SET PROBLEM » Will you output all of the data below exactly, omitting the images?

-*-

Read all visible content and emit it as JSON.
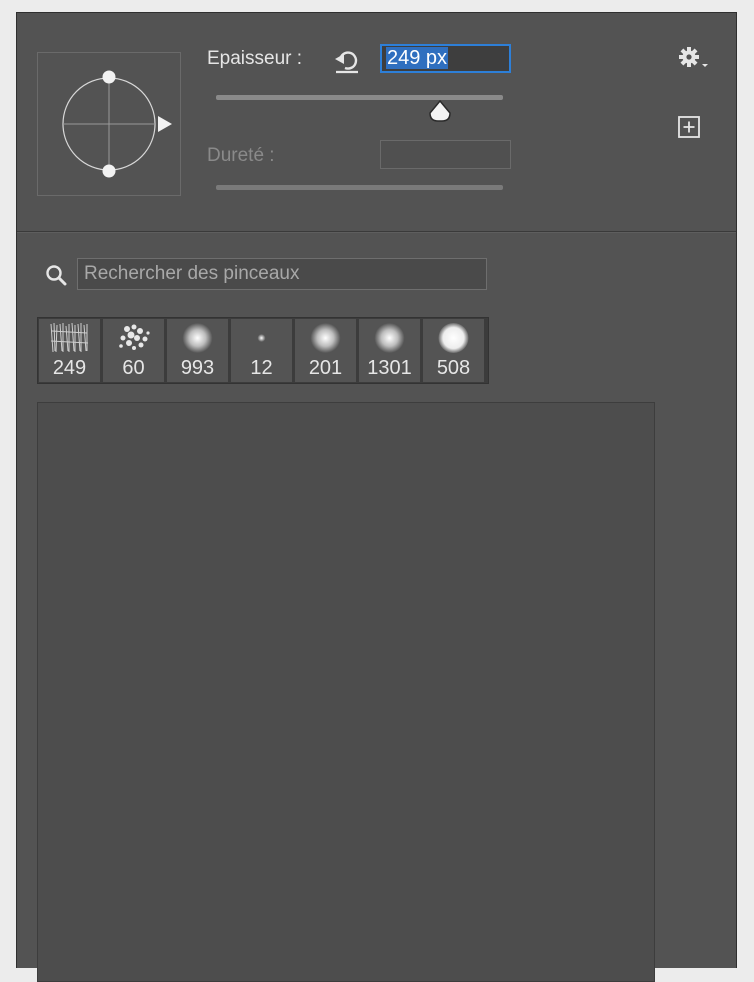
{
  "size": {
    "label": "Epaisseur :",
    "value": "249 px",
    "slider_fraction": 0.78
  },
  "hardness": {
    "label": "Dureté :",
    "value": ""
  },
  "search": {
    "placeholder": "Rechercher des pinceaux"
  },
  "brushes": [
    {
      "size": "249",
      "kind": "texture-strokes"
    },
    {
      "size": "60",
      "kind": "scatter-leaf"
    },
    {
      "size": "993",
      "kind": "soft-round"
    },
    {
      "size": "12",
      "kind": "small-dot"
    },
    {
      "size": "201",
      "kind": "soft-round"
    },
    {
      "size": "1301",
      "kind": "soft-round"
    },
    {
      "size": "508",
      "kind": "hard-soft-round"
    }
  ],
  "icons": {
    "reset": "reset-icon",
    "gear": "gear-icon",
    "new_preset": "new-preset-icon",
    "search": "search-icon"
  },
  "colors": {
    "panel": "#535353",
    "accent": "#2d7fd8"
  }
}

-*-

THE REPLY »
Read all visible content and emit it as JSON.
{
  "size": {
    "label": "Epaisseur :",
    "value": "249 px",
    "slider_fraction": 0.78
  },
  "hardness": {
    "label": "Dureté :",
    "value": ""
  },
  "search": {
    "placeholder": "Rechercher des pinceaux"
  },
  "brushes": [
    {
      "size": "249",
      "kind": "texture-strokes"
    },
    {
      "size": "60",
      "kind": "scatter-leaf"
    },
    {
      "size": "993",
      "kind": "soft-round"
    },
    {
      "size": "12",
      "kind": "small-dot"
    },
    {
      "size": "201",
      "kind": "soft-round"
    },
    {
      "size": "1301",
      "kind": "soft-round"
    },
    {
      "size": "508",
      "kind": "hard-soft-round"
    }
  ],
  "icons": {
    "reset": "reset-icon",
    "gear": "gear-icon",
    "new_preset": "new-preset-icon",
    "search": "search-icon"
  },
  "colors": {
    "panel": "#535353",
    "accent": "#2d7fd8"
  }
}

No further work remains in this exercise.